%%
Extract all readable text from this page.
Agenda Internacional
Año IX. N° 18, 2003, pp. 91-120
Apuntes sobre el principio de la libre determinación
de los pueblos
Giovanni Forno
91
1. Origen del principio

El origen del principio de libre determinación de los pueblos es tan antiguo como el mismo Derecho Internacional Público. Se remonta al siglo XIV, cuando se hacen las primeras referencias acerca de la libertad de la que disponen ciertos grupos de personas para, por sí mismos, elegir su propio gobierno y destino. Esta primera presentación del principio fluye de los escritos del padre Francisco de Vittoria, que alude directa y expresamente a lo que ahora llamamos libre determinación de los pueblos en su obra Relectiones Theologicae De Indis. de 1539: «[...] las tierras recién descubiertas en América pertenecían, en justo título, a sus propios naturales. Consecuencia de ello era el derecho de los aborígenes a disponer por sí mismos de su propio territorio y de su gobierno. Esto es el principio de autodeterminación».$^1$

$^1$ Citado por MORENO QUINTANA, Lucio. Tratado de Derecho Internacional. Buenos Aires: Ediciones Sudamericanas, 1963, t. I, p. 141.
%%
Your objective: The word to look for is "pueblos"; copy out every line of the entries that holds it.

Output for this task:
de los pueblos
El origen del principio de libre determinación de los pueblos es tan antiguo como el mismo Derecho Internacional Público. Se remonta al siglo XIV, cuando se hacen las primeras referencias acerca de la libertad de la que disponen ciertos grupos de personas para, por sí mismos, elegir su propio gobierno y destino. Esta primera presentación del principio fluye de los escritos del padre Francisco de Vittoria, que alude directa y expresamente a lo que ahora llamamos libre determinación de los pueblos en su obra Relectiones Theologicae De Indis. de 1539: «[...] las tierras recién descubiertas en América pertenecían, en justo título, a sus propios naturales. Consecuencia de ello era el derecho de los aborígenes a disponer por sí mismos de su propio territorio y de su gobierno. Esto es el principio de autodeterminación».$^1$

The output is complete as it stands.